> WHAT YOU ARE ASKED TO DO
Write the material out again, line by line, exactly as it is.

> ROWS

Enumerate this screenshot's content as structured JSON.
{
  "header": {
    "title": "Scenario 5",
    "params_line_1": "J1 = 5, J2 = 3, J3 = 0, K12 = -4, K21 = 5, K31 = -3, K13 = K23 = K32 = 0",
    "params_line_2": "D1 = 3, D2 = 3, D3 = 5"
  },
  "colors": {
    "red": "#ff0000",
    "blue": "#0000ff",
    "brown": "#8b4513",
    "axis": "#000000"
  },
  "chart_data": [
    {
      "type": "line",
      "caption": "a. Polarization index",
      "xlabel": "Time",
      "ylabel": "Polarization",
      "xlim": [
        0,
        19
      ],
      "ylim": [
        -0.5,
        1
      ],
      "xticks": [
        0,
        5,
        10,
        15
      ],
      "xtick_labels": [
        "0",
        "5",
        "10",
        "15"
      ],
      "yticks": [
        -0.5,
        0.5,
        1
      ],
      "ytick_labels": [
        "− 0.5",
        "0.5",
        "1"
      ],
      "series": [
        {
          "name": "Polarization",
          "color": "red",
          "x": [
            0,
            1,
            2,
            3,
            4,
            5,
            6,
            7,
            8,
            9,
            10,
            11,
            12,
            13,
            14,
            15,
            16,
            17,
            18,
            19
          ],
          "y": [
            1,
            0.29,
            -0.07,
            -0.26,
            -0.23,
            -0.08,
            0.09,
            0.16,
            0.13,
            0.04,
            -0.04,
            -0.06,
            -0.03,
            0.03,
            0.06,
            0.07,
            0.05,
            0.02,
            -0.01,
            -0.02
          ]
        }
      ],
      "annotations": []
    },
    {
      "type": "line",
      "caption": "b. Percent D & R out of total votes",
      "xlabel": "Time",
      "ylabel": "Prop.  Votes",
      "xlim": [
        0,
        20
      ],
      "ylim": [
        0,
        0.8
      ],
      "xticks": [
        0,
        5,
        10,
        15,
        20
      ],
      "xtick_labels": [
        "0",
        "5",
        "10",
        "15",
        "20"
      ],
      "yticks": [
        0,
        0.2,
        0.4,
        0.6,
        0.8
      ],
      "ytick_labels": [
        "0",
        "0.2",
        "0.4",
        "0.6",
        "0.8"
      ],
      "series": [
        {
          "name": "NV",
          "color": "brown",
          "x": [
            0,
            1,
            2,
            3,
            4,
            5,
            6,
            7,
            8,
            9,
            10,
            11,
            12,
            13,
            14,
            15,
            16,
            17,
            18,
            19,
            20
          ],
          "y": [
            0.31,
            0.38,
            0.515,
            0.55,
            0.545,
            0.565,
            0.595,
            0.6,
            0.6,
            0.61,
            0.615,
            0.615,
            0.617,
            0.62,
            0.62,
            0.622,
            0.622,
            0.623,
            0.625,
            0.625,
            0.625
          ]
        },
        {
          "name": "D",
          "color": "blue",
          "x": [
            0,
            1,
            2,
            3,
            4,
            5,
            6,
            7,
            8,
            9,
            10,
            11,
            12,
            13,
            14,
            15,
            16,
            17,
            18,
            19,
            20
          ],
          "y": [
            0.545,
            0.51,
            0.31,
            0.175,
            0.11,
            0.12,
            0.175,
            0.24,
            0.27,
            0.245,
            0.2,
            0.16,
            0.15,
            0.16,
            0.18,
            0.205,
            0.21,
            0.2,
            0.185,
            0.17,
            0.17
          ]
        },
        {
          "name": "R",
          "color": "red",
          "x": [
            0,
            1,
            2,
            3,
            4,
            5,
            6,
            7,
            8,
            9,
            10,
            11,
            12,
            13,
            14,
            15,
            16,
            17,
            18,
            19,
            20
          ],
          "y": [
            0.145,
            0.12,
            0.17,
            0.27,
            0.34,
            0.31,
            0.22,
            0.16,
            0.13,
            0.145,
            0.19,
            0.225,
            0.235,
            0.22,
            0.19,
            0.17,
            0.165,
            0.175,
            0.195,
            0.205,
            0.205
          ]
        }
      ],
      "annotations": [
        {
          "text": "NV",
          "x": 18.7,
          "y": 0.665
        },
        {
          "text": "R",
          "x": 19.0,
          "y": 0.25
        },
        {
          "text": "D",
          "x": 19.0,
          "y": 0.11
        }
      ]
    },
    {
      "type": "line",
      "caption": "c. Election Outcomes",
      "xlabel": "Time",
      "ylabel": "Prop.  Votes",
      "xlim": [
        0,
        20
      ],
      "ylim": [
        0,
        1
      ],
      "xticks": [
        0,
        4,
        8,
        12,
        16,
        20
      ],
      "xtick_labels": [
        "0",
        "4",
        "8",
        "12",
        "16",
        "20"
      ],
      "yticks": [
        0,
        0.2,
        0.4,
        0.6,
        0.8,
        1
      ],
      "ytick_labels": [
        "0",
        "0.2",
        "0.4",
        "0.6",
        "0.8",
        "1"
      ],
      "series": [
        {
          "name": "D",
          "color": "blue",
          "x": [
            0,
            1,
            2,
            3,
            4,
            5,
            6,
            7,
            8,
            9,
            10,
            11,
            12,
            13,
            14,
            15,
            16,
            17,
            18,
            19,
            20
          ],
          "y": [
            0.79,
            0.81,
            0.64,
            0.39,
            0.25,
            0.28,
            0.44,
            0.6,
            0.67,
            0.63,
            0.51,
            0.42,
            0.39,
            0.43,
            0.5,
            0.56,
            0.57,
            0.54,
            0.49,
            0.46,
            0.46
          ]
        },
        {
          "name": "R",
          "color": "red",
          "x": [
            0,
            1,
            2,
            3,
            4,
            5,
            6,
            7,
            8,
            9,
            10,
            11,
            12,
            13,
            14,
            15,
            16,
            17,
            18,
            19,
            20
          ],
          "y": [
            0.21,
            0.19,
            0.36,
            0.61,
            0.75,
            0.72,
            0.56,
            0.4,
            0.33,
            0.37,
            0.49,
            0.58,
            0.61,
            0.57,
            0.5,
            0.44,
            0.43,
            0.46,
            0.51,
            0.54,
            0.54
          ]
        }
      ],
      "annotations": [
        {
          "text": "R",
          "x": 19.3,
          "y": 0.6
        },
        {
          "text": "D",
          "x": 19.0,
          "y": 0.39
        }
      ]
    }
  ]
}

> COMPLETE ANSWER
Enumerate this screenshot's content as structured JSON.
{
  "header": {
    "title": "Scenario 5",
    "params_line_1": "J1 = 5, J2 = 3, J3 = 0, K12 = -4, K21 = 5, K31 = -3, K13 = K23 = K32 = 0",
    "params_line_2": "D1 = 3, D2 = 3, D3 = 5"
  },
  "colors": {
    "red": "#ff0000",
    "blue": "#0000ff",
    "brown": "#8b4513",
    "axis": "#000000"
  },
  "chart_data": [
    {
      "type": "line",
      "caption": "a. Polarization index",
      "xlabel": "Time",
      "ylabel": "Polarization",
      "xlim": [
        0,
        19
      ],
      "ylim": [
        -0.5,
        1
      ],
      "xticks": [
        0,
        5,
        10,
        15
      ],
      "xtick_labels": [
        "0",
        "5",
        "10",
        "15"
      ],
      "yticks": [
        -0.5,
        0.5,
        1
      ],
      "ytick_labels": [
        "− 0.5",
        "0.5",
        "1"
      ],
      "series": [
        {
          "name": "Polarization",
          "color": "red",
          "x": [
            0,
            1,
            2,
            3,
            4,
            5,
            6,
            7,
            8,
            9,
            10,
            11,
            12,
            13,
            14,
            15,
            16,
            17,
            18,
            19
          ],
          "y": [
            1,
            0.29,
            -0.07,
            -0.26,
            -0.23,
            -0.08,
            0.09,
            0.16,
            0.13,
            0.04,
            -0.04,
            -0.06,
            -0.03,
            0.03,
            0.06,
            0.07,
            0.05,
            0.02,
            -0.01,
            -0.02
          ]
        }
      ],
      "annotations": []
    },
    {
      "type": "line",
      "caption": "b. Percent D & R out of total votes",
      "xlabel": "Time",
      "ylabel": "Prop.  Votes",
      "xlim": [
        0,
        20
      ],
      "ylim": [
        0,
        0.8
      ],
      "xticks": [
        0,
        5,
        10,
        15,
        20
      ],
      "xtick_labels": [
        "0",
        "5",
        "10",
        "15",
        "20"
      ],
      "yticks": [
        0,
        0.2,
        0.4,
        0.6,
        0.8
      ],
      "ytick_labels": [
        "0",
        "0.2",
        "0.4",
        "0.6",
        "0.8"
      ],
      "series": [
        {
          "name": "NV",
          "color": "brown",
          "x": [
            0,
            1,
            2,
            3,
            4,
            5,
            6,
            7,
            8,
            9,
            10,
            11,
            12,
            13,
            14,
            15,
            16,
            17,
            18,
            19,
            20
          ],
          "y": [
            0.31,
            0.38,
            0.515,
            0.55,
            0.545,
            0.565,
            0.595,
            0.6,
            0.6,
            0.61,
            0.615,
            0.615,
            0.617,
            0.62,
            0.62,
            0.622,
            0.622,
            0.623,
            0.625,
            0.625,
            0.625
          ]
        },
        {
          "name": "D",
          "color": "blue",
          "x": [
            0,
            1,
            2,
            3,
            4,
            5,
            6,
            7,
            8,
            9,
            10,
            11,
            12,
            13,
            14,
            15,
            16,
            17,
            18,
            19,
            20
          ],
          "y": [
            0.545,
            0.51,
            0.31,
            0.175,
            0.11,
            0.12,
            0.175,
            0.24,
            0.27,
            0.245,
            0.2,
            0.16,
            0.15,
            0.16,
            0.18,
            0.205,
            0.21,
            0.2,
            0.185,
            0.17,
            0.17
          ]
        },
        {
          "name": "R",
          "color": "red",
          "x": [
            0,
            1,
            2,
            3,
            4,
            5,
            6,
            7,
            8,
            9,
            10,
            11,
            12,
            13,
            14,
            15,
            16,
            17,
            18,
            19,
            20
          ],
          "y": [
            0.145,
            0.12,
            0.17,
            0.27,
            0.34,
            0.31,
            0.22,
            0.16,
            0.13,
            0.145,
            0.19,
            0.225,
            0.235,
            0.22,
            0.19,
            0.17,
            0.165,
            0.175,
            0.195,
            0.205,
            0.205
          ]
        }
      ],
      "annotations": [
        {
          "text": "NV",
          "x": 18.7,
          "y": 0.665
        },
        {
          "text": "R",
          "x": 19.0,
          "y": 0.25
        },
        {
          "text": "D",
          "x": 19.0,
          "y": 0.11
        }
      ]
    },
    {
      "type": "line",
      "caption": "c. Election Outcomes",
      "xlabel": "Time",
      "ylabel": "Prop.  Votes",
      "xlim": [
        0,
        20
      ],
      "ylim": [
        0,
        1
      ],
      "xticks": [
        0,
        4,
        8,
        12,
        16,
        20
      ],
      "xtick_labels": [
        "0",
        "4",
        "8",
        "12",
        "16",
        "20"
      ],
      "yticks": [
        0,
        0.2,
        0.4,
        0.6,
        0.8,
        1
      ],
      "ytick_labels": [
        "0",
        "0.2",
        "0.4",
        "0.6",
        "0.8",
        "1"
      ],
      "series": [
        {
          "name": "D",
          "color": "blue",
          "x": [
            0,
            1,
            2,
            3,
            4,
            5,
            6,
            7,
            8,
            9,
            10,
            11,
            12,
            13,
            14,
            15,
            16,
            17,
            18,
            19,
            20
          ],
          "y": [
            0.79,
            0.81,
            0.64,
            0.39,
            0.25,
            0.28,
            0.44,
            0.6,
            0.67,
            0.63,
            0.51,
            0.42,
            0.39,
            0.43,
            0.5,
            0.56,
            0.57,
            0.54,
            0.49,
            0.46,
            0.46
          ]
        },
        {
          "name": "R",
          "color": "red",
          "x": [
            0,
            1,
            2,
            3,
            4,
            5,
            6,
            7,
            8,
            9,
            10,
            11,
            12,
            13,
            14,
            15,
            16,
            17,
            18,
            19,
            20
          ],
          "y": [
            0.21,
            0.19,
            0.36,
            0.61,
            0.75,
            0.72,
            0.56,
            0.4,
            0.33,
            0.37,
            0.49,
            0.58,
            0.61,
            0.57,
            0.5,
            0.44,
            0.43,
            0.46,
            0.51,
            0.54,
            0.54
          ]
        }
      ],
      "annotations": [
        {
          "text": "R",
          "x": 19.3,
          "y": 0.6
        },
        {
          "text": "D",
          "x": 19.0,
          "y": 0.39
        }
      ]
    }
  ]
}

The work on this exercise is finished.